EXERCISE: Your reply should be a single number: how many lines contain the string "solid".
- - - - - - -
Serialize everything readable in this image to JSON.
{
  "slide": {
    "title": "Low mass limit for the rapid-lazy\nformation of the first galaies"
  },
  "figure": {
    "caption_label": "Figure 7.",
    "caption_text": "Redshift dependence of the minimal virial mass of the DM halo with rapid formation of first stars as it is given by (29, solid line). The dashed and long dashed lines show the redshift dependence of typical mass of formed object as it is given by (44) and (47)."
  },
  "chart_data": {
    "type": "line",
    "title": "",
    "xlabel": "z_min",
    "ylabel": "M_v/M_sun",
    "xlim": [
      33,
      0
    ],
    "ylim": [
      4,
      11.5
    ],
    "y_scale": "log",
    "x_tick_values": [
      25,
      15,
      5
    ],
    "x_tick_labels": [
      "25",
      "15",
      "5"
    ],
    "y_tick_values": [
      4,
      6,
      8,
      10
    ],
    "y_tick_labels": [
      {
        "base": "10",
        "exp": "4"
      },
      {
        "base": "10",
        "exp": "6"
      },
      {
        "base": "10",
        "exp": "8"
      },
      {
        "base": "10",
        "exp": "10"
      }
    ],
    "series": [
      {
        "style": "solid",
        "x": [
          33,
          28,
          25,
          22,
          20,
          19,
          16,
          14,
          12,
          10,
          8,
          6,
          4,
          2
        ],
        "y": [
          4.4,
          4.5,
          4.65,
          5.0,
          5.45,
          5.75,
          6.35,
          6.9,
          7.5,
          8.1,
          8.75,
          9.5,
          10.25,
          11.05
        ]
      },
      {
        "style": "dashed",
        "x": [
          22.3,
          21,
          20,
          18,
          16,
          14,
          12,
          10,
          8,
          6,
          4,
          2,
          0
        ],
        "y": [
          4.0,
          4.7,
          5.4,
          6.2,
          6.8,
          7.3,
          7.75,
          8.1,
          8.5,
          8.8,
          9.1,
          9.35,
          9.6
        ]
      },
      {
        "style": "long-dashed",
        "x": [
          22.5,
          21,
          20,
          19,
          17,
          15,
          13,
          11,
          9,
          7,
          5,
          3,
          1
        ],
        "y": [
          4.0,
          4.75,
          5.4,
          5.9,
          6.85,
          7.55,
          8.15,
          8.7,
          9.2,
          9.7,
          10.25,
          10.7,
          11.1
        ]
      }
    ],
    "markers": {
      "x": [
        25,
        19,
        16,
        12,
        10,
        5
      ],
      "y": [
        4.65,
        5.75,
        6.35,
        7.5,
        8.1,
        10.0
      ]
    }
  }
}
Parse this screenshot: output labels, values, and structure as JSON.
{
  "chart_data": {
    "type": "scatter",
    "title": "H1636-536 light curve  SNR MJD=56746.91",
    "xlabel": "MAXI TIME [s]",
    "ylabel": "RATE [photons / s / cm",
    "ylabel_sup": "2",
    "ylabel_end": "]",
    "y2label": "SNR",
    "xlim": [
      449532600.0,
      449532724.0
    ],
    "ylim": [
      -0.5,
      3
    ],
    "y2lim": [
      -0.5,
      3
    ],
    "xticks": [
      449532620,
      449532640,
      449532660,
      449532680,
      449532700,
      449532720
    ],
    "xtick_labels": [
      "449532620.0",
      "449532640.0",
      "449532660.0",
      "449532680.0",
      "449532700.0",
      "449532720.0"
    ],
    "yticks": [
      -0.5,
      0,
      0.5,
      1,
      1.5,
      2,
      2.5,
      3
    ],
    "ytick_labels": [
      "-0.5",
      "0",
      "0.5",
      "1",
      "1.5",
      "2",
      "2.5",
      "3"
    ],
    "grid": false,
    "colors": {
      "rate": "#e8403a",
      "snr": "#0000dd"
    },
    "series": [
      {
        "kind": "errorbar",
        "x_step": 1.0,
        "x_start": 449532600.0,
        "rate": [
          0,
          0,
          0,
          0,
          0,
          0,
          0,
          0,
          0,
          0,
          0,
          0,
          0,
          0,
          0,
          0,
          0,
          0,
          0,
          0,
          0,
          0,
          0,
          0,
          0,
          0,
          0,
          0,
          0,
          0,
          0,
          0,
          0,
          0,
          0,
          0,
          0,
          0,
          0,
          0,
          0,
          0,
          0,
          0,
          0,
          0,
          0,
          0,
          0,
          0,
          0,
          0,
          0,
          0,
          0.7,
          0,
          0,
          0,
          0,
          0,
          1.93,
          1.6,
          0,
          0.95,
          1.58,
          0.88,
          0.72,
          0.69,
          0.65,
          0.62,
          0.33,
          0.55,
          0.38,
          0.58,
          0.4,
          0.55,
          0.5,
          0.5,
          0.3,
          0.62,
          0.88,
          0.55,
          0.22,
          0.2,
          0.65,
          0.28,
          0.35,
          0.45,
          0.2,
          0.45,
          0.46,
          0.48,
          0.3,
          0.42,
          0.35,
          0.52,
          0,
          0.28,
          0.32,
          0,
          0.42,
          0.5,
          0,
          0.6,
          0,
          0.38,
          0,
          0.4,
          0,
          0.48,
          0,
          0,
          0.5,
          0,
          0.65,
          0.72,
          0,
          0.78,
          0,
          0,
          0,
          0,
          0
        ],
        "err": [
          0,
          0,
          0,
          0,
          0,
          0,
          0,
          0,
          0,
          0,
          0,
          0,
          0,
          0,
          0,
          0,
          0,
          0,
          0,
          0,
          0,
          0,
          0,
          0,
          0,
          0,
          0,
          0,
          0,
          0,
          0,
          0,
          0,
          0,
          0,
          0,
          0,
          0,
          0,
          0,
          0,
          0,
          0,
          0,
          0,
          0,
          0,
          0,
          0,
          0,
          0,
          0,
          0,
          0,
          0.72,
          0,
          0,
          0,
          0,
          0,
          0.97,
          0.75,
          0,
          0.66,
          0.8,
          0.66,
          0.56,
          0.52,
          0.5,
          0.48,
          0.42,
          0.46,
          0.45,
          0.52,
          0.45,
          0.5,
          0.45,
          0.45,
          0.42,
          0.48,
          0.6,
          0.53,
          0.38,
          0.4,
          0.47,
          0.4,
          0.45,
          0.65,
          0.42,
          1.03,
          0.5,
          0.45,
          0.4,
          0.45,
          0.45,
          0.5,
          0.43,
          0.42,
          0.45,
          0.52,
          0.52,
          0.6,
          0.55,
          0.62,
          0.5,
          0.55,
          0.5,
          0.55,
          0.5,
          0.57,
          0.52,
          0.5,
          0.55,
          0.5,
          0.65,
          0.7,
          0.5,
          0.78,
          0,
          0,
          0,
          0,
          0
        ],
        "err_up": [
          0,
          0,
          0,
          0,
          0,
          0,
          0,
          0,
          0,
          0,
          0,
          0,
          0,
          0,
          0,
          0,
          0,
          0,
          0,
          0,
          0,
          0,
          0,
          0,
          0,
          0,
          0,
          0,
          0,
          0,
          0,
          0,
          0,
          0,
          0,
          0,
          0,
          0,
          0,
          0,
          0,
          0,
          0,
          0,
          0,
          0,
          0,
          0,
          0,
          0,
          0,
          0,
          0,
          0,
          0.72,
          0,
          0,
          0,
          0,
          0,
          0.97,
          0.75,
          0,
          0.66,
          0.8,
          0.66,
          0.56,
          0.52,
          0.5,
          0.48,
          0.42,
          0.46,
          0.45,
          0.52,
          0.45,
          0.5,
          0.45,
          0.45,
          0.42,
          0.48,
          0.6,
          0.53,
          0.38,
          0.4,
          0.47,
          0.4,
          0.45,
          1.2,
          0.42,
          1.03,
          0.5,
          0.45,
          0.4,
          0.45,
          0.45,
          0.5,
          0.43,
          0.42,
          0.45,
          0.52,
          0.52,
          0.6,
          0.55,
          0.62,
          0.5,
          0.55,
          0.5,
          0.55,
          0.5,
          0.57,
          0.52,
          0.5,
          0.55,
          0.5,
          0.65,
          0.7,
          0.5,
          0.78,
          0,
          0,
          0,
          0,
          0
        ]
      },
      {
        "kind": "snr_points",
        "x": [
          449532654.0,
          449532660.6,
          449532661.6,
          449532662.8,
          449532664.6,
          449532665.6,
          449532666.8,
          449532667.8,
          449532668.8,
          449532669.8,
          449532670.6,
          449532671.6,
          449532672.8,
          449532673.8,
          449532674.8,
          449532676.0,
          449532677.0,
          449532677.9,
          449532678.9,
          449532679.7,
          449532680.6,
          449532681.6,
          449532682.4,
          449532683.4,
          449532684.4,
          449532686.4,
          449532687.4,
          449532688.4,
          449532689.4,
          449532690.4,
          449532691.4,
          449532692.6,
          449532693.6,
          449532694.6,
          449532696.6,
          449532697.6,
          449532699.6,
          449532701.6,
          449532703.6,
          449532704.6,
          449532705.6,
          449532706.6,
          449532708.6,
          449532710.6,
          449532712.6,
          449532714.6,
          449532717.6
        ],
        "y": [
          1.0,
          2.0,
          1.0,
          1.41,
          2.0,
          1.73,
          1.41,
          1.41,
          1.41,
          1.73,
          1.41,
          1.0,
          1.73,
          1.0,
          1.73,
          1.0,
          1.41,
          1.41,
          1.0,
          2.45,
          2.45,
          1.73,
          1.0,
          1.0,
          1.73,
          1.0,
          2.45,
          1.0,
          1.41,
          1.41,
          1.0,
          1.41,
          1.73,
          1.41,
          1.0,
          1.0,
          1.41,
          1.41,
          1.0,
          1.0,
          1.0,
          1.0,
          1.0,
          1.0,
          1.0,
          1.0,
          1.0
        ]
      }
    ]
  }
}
- - - - - - -
EXERCISE OUTPUT: 2